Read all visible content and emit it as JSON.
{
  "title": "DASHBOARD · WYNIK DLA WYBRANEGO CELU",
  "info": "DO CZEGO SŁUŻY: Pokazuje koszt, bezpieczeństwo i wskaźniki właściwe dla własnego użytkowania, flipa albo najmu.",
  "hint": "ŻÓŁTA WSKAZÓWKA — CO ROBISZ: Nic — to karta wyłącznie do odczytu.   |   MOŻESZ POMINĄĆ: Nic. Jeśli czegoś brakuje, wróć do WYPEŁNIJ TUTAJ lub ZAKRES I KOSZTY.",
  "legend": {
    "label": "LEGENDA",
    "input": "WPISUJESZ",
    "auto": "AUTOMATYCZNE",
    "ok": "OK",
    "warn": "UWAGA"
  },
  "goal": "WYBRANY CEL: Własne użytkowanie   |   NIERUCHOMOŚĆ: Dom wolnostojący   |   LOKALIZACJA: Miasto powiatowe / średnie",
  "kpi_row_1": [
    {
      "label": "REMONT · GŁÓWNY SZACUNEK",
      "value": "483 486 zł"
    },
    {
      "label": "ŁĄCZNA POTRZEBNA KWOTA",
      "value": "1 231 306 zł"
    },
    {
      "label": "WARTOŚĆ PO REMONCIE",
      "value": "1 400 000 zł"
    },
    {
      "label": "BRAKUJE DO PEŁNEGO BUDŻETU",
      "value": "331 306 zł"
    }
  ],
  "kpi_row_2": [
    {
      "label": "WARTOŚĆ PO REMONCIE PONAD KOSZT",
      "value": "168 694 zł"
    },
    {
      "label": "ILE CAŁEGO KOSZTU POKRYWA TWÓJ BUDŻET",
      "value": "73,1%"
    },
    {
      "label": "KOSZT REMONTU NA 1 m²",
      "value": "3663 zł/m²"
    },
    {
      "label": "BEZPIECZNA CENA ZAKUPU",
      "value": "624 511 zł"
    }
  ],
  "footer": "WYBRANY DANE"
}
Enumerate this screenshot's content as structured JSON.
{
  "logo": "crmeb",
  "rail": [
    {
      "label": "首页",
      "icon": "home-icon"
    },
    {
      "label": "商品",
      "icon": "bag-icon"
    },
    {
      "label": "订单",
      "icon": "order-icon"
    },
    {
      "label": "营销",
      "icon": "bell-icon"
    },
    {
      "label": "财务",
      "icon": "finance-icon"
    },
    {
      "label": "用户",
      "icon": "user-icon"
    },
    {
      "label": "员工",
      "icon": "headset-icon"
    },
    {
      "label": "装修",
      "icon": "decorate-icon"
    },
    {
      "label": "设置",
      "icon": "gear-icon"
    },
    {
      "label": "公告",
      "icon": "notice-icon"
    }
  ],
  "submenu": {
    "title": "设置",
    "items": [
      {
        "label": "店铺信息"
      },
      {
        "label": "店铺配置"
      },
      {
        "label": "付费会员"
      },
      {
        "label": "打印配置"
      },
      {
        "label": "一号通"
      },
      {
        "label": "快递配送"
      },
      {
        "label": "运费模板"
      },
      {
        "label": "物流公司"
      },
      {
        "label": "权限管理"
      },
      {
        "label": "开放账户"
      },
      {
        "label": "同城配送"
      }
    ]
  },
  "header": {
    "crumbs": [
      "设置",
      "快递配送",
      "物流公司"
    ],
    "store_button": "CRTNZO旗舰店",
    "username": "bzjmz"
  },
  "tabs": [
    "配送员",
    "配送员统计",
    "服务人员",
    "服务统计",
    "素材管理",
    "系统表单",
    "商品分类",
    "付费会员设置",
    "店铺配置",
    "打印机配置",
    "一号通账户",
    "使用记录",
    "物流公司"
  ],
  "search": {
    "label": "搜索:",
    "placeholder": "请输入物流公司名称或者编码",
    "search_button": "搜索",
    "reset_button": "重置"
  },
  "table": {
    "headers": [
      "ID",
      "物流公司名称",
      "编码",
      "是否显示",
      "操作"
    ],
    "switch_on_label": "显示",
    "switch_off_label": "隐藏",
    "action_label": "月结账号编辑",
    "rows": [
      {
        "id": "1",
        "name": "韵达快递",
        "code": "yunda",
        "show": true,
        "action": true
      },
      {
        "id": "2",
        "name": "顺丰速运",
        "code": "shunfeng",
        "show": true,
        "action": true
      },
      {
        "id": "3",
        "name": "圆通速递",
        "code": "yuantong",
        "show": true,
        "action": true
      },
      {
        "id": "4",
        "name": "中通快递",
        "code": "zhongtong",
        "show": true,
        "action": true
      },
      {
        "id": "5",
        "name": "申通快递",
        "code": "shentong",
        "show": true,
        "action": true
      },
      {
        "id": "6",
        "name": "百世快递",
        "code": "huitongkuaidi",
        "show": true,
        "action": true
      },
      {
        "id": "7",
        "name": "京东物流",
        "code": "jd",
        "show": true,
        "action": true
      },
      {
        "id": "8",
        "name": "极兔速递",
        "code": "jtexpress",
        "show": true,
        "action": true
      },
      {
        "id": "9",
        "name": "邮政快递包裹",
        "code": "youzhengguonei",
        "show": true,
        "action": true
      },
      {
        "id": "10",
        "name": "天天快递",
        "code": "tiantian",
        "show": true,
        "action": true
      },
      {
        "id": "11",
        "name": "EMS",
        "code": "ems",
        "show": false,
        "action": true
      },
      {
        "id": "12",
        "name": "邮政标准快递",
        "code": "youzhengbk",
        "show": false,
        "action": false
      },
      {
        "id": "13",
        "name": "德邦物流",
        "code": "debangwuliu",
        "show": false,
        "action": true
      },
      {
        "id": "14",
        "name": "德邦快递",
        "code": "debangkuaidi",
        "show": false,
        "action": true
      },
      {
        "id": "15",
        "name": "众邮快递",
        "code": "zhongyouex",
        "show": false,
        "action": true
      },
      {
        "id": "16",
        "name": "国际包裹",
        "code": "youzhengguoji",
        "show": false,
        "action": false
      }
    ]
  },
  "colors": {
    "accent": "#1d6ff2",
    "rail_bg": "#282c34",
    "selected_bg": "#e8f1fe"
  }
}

□ □ □ □

Your instructions = Check each line above for the word "WARTOŚĆ" and say how many have it, with nothing else.

Written reply = 2